::: Provided text :::
- Prolisky Map of Ukraine with Prolisky highlighted Prolisky Prolisky (Ukraine)
- Coordinates: 50°23′36″N 30°47′18″E﻿ / ﻿50.39333°N 30.78833°E
- Country: Ukraine
- Oblast: Kyiv Oblast
- Raion: Boryspil Raion
- Hromada: Prystolychchia rural hromada

Government
- • Mayor: Mykola Shmayun

Area
- • Total: 3,493 km^{2} (1,349 sq mi)
- Elevation: 130 m (430 ft)

Population (21 October 2011)
- • Total: 6,700 (local council area)
- • Density: 3,622/km^{2} (9,380/sq mi)
- Time zone: UTC+2 (EET)
- • Summer (DST): UTC+3 (EEST)
- Postal code: 08322
- Area code: +380 44
- License plate: AI / 10

= Prolisky =

Rural locality in Kyiv Oblast, Ukraine

Prolisky (Проліски) is a settlement on the eastern edge of the city of Kyiv, in Boryspil Raion, Kyiv Oblast of Ukraine. It belongs to Prystolychchia rural hromada, one of the hromadas of Ukraine.

The name of the village is derived from the Ukrainian word "Пролісок", which can be translated as "snowdrop" or "Galanthus".
::: Dataset entries :::
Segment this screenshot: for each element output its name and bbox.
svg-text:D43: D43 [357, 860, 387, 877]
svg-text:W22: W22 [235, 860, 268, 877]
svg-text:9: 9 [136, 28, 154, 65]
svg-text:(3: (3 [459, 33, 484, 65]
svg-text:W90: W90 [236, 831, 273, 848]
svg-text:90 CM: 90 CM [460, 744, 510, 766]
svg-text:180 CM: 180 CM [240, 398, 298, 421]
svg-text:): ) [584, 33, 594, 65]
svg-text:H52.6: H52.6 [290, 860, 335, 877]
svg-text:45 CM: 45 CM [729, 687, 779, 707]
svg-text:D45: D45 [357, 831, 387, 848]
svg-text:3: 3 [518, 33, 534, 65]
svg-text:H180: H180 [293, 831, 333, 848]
:::
→ **Task**
Rewrite the Prolisky text between "- Prolisky Map" and "130 m (430 ft)", inclusive, putting "Village head" wherever "Mayor" appears. The rows can be set aside; none of the work here draws on them.

→ **Completed exercise**
- Prolisky Map of Ukraine with Prolisky highlighted Prolisky Prolisky (Ukraine)
- Coordinates: 50°23′36″N 30°47′18″E﻿ / ﻿50.39333°N 30.78833°E
- Country: Ukraine
- Oblast: Kyiv Oblast
- Raion: Boryspil Raion
- Hromada: Prystolychchia rural hromada

Government
- • Village head: Mykola Shmayun

Area
- • Total: 3,493 km^{2} (1,349 sq mi)
- Elevation: 130 m (430 ft)